§ EXERCISE DIRECTIONS:
Single out the lines of the material that contain "this" and copy them.
>> start DATA PROVIDED
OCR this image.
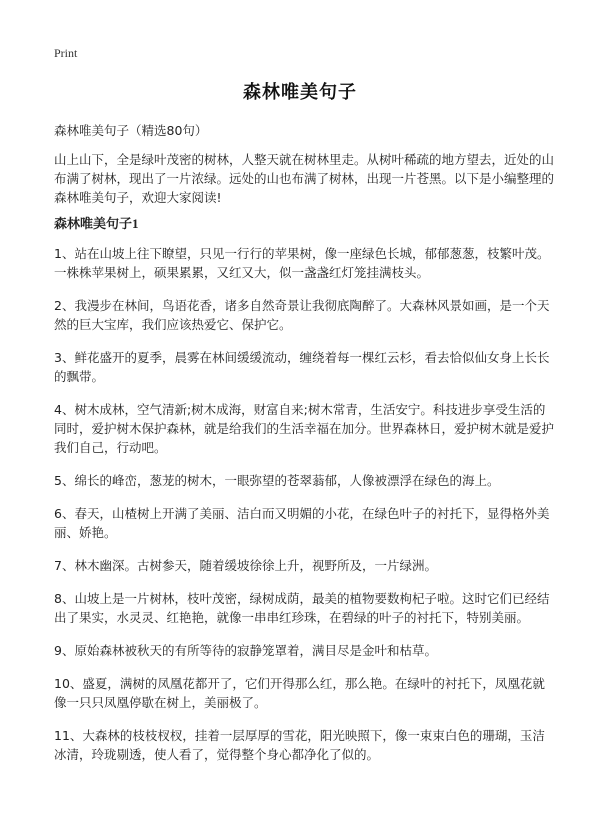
Print
森林唯美句子

森林唯美句子（精选80句）

山上山下，全是绿叶茂密的树林，人整天就在树林里走。从树叶稀疏的地方望去，近处的山布满了树林，现出了一片浓绿。远处的山也布满了树林，出现一片苍黑。以下是小编整理的森林唯美句子，欢迎大家阅读!

森林唯美句子1
1、站在山坡上往下瞭望，只见一行行的苹果树，像一座绿色长城，郁郁葱葱，枝繁叶茂。一株株苹果树上，硕果累累，又红又大，似一盏盏红灯笼挂满枝头。
2、我漫步在林间，鸟语花香，诸多自然奇景让我彻底陶醉了。大森林风景如画，是一个天然的巨大宝库，我们应该热爱它、保护它。
3、鲜花盛开的夏季，晨雾在林间缓缓流动，缠绕着每一棵红云杉，看去恰似仙女身上长长的飘带。
4、树木成林，空气清新;树木成海，财富自来;树木常青，生活安宁。科技进步享受生活的同时，爱护树木保护森林，就是给我们的生活幸福在加分。世界森林日，爱护树木就是爱护我们自己，行动吧。
5、绵长的峰峦，葱茏的树木，一眼弥望的苍翠蓊郁，人像被漂浮在绿色的海上。
6、春天，山楂树上开满了美丽、洁白而又明媚的小花，在绿色叶子的衬托下，显得格外美丽、娇艳。
7、林木幽深。古树参天，随着缓坡徐徐上升，视野所及，一片绿洲。
8、山坡上是一片树林，枝叶茂密，绿树成荫，最美的植物要数枸杞子啦。这时它们已经结出了果实，水灵灵、红艳艳，就像一串串红珍珠，在碧绿的叶子的衬托下，特别美丽。
9、原始森林被秋天的有所等待的寂静笼罩着，满目尽是金叶和枯草。
10、盛夏，满树的凤凰花都开了，它们开得那么红，那么艳。在绿叶的衬托下，凤凰花就像一只只凤凰停歇在树上，美丽极了。
11、大森林的枝枝杈杈，挂着一层厚厚的雪花，阳光映照下，像一束束白色的珊瑚，玉洁冰清，玲珑剔透，使人看了，觉得整个身心都净化了似的。
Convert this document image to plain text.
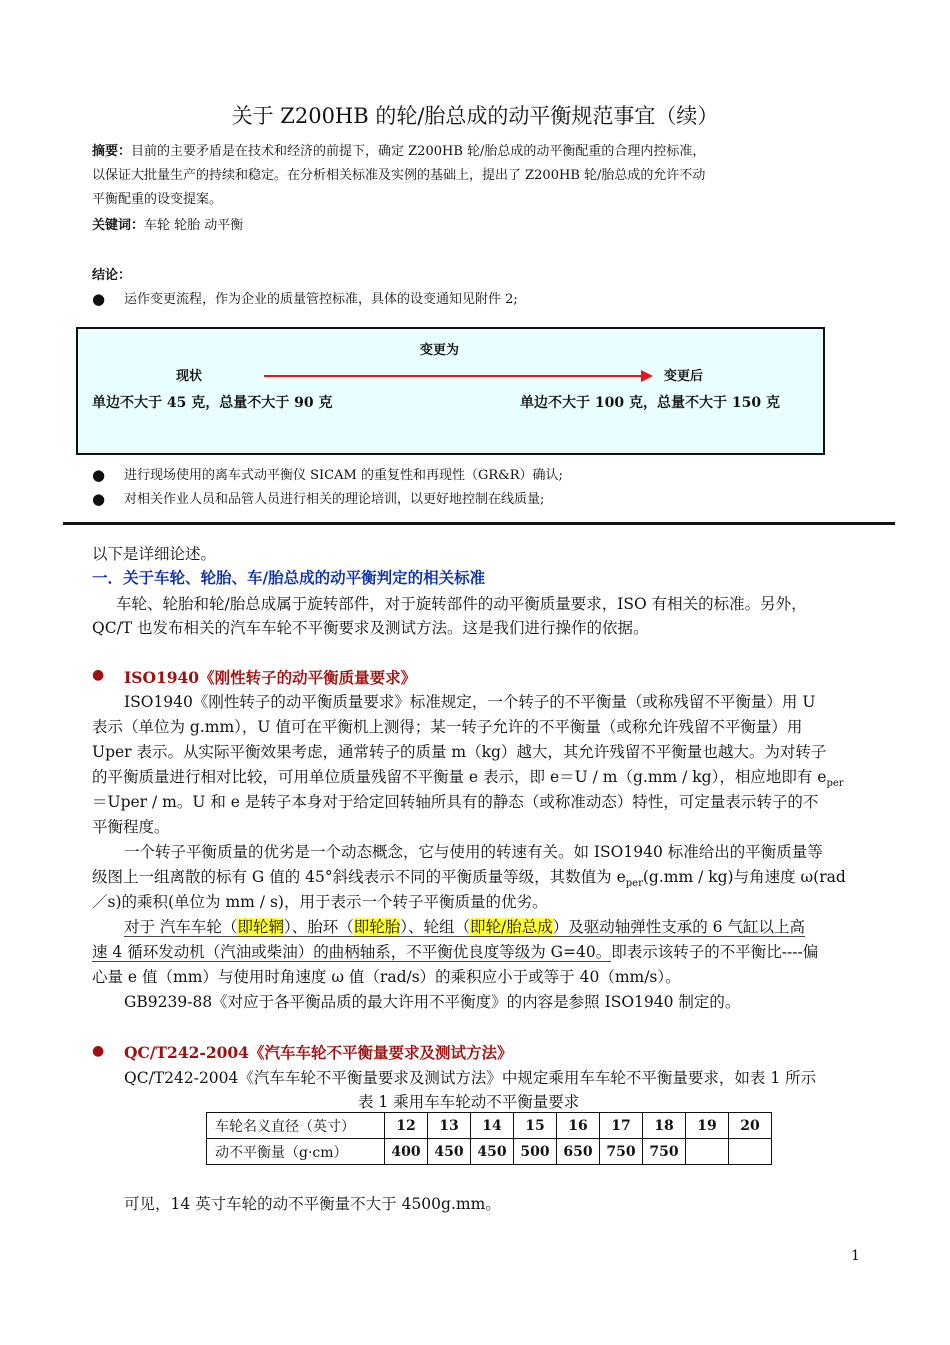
关于 Z200HB 的轮/胎总成的动平衡规范事宜（续）
摘要：目前的主要矛盾是在技术和经济的前提下，确定 Z200HB 轮/胎总成的动平衡配重的合理内控标准，
以保证大批量生产的持续和稳定。在分析相关标准及实例的基础上，提出了 Z200HB 轮/胎总成的允许不动
平衡配重的设变提案。
关键词：车轮 轮胎 动平衡
结论：
● 运作变更流程，作为企业的质量管控标准，具体的设变通知见附件 2;
变更为
现状	变更后
单边不大于 45 克，总量不大于 90 克	单边不大于 100 克，总量不大于 150 克
● 进行现场使用的离车式动平衡仪 SICAM 的重复性和再现性（GR&R）确认;
● 对相关作业人员和品管人员进行相关的理论培训，以更好地控制在线质量;
以下是详细论述。
一．关于车轮、轮胎、车/胎总成的动平衡判定的相关标准
车轮、轮胎和轮/胎总成属于旋转部件，对于旋转部件的动平衡质量要求，ISO 有相关的标准。另外，
QC/T 也发布相关的汽车车轮不平衡要求及测试方法。这是我们进行操作的依据。
● ISO1940《刚性转子的动平衡质量要求》
ISO1940《刚性转子的动平衡质量要求》标准规定，一个转子的不平衡量（或称残留不平衡量）用 U
表示（单位为 g.mm），U 值可在平衡机上测得；某一转子允许的不平衡量（或称允许残留不平衡量）用
Uper 表示。从实际平衡效果考虑，通常转子的质量 m（kg）越大，其允许残留不平衡量也越大。为对转子
的平衡质量进行相对比较，可用单位质量残留不平衡量 e 表示，即 e＝U / m（g.mm / kg），相应地即有 $e_{per}$
＝Uper / m。U 和 e 是转子本身对于给定回转轴所具有的静态（或称准动态）特性，可定量表示转子的不
平衡程度。
一个转子平衡质量的优劣是一个动态概念，它与使用的转速有关。如 ISO1940 标准给出的平衡质量等
级图上一组离散的标有 G 值的 45°斜线表示不同的平衡质量等级，其数值为 $e_{per}(g.mm / kg)$与角速度 ω(rad
／s)的乘积(单位为 mm / s)，用于表示一个转子平衡质量的优劣。
对于 汽车车轮（即轮辋）、胎环（即轮胎）、轮组（即轮/胎总成）及驱动轴弹性支承的 6 气缸以上高
速 4 循环发动机（汽油或柴油）的曲柄轴系，不平衡优良度等级为 G=40。即表示该转子的不平衡比----偏
心量 e 值（mm）与使用时角速度 ω 值（rad/s）的乘积应小于或等于 40（mm/s）。
GB9239-88《对应于各平衡品质的最大许用不平衡度》的内容是参照 ISO1940 制定的。
● QC/T242-2004《汽车车轮不平衡量要求及测试方法》
QC/T242-2004《汽车车轮不平衡量要求及测试方法》中规定乘用车车轮不平衡量要求，如表 1 所示
表 1 乘用车车轮动不平衡量要求
车轮名义直径（英寸）	12	13	14	15	16	17	18	19	20
动不平衡量（g·cm）	400	450	450	500	650	750	750		
可见，14 英寸车轮的动不平衡量不大于 4500g.mm。
1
>> end DATA PROVIDED
§ THE COMPLETED TASK:
OCR this image.
Convert this document image to plain text.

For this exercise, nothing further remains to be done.